* **SHORT PROBLEM**
Isolate every line in the data with the string "retire" and copy it.

[begin INPUT FOR THIS TASK]

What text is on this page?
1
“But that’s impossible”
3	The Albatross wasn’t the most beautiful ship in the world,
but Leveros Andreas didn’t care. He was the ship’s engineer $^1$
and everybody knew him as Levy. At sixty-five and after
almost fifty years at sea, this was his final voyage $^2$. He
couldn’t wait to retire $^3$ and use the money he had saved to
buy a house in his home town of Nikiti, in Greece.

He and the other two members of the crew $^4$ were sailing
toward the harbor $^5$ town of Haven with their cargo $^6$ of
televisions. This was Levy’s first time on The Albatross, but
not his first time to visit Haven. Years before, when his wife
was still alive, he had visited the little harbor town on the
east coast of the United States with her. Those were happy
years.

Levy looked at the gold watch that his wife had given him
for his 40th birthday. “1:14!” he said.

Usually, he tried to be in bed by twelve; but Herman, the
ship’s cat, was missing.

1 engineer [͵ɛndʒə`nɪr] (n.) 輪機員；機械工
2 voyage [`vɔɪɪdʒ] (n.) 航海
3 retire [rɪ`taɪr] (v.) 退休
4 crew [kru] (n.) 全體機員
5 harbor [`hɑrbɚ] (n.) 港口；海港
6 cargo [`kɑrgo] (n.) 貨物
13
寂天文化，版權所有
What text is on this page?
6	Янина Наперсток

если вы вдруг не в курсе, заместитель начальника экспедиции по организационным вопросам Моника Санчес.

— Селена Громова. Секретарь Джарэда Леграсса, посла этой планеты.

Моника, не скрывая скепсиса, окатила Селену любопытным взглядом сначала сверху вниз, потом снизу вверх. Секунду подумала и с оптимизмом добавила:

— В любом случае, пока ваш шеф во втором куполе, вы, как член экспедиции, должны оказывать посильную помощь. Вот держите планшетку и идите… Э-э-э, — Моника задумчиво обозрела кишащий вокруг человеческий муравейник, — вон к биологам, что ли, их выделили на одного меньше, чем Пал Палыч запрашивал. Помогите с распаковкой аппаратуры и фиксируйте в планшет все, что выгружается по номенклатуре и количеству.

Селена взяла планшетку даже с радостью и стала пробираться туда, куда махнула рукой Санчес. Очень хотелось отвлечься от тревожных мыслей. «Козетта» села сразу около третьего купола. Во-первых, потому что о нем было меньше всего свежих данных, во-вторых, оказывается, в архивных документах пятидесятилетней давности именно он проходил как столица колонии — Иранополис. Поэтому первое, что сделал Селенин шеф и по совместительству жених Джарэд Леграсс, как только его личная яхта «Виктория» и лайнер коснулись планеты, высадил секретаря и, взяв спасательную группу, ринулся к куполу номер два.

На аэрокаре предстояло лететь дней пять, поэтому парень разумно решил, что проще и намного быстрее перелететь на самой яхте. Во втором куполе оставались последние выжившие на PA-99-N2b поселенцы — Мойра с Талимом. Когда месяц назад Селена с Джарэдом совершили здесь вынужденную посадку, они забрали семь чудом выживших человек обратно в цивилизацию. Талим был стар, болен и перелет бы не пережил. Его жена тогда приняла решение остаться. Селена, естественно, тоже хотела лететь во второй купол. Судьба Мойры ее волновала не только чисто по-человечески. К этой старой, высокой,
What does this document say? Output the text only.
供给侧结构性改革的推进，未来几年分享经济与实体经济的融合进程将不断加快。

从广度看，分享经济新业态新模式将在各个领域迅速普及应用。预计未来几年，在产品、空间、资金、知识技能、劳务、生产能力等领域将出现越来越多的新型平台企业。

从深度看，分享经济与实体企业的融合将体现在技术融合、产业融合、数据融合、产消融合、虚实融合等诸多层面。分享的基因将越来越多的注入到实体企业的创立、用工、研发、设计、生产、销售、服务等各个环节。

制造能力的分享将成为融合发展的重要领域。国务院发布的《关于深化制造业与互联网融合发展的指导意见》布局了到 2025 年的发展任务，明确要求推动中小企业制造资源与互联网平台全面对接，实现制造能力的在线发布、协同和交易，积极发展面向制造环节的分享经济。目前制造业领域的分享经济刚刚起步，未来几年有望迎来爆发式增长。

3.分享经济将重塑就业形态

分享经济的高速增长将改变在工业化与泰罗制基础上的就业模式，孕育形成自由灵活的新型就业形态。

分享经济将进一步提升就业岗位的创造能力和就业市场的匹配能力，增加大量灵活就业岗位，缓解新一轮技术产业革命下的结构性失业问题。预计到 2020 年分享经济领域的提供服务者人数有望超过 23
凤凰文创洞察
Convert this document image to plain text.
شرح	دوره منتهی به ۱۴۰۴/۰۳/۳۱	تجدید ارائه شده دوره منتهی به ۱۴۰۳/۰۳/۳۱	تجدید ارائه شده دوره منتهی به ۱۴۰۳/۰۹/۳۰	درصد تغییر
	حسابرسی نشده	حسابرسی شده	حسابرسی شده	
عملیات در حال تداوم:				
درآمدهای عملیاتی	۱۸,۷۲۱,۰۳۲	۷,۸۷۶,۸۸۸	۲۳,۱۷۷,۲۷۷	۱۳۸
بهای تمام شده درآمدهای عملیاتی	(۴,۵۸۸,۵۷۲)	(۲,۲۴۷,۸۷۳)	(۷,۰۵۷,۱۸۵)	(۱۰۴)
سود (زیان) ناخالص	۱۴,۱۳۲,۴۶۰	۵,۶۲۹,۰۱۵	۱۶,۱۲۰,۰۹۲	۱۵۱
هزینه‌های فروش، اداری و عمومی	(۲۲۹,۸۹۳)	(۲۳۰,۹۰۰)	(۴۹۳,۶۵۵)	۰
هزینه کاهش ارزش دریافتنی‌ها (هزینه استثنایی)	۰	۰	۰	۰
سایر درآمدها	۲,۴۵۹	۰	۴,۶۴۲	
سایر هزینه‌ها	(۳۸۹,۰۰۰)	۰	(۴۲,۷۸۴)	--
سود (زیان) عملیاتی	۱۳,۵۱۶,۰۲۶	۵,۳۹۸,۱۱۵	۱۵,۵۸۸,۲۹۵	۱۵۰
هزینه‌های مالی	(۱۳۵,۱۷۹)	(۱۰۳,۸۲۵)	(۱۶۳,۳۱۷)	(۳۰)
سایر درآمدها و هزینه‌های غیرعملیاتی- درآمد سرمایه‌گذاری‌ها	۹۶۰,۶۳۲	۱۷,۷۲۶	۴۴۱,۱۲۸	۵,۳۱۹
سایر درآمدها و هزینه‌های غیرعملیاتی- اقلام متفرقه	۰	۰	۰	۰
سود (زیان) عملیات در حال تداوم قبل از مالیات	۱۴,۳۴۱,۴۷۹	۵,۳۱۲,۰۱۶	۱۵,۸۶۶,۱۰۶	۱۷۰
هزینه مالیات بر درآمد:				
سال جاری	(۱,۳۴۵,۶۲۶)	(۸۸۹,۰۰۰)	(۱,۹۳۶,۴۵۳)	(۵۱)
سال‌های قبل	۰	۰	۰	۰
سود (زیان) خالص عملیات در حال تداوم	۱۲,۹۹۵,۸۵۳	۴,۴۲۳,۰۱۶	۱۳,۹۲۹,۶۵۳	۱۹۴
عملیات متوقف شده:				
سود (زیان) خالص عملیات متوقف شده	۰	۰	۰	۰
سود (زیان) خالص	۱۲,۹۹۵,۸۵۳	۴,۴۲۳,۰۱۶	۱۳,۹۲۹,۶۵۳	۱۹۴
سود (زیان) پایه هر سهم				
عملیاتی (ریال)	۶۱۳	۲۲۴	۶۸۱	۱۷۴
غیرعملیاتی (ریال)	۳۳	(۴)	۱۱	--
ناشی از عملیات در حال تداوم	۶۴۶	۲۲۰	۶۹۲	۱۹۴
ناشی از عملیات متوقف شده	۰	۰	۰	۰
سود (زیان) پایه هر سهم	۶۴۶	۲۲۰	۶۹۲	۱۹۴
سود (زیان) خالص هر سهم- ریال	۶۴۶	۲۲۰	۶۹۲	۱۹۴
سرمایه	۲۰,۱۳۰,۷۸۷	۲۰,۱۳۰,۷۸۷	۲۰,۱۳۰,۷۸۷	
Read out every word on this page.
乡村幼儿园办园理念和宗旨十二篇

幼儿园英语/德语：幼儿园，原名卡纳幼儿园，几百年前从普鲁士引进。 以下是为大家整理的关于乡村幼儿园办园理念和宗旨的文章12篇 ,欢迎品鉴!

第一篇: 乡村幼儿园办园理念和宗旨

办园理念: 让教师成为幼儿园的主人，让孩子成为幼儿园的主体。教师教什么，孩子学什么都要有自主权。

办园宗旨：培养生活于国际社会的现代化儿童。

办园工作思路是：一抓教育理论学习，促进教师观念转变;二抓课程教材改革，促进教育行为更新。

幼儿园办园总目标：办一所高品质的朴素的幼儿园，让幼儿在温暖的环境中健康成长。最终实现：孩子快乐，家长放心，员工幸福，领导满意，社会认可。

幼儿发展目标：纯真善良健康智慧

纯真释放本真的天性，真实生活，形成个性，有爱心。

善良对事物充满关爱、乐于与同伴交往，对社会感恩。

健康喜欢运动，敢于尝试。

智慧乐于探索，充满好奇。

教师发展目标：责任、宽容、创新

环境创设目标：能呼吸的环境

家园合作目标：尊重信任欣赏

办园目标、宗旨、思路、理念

[end INPUT FOR THIS TASK]

* **FULL RESPONSE**
couldn’t wait to retire $^3$ and use the money he had saved to
3 retire [rɪ`taɪr] (v.) 退休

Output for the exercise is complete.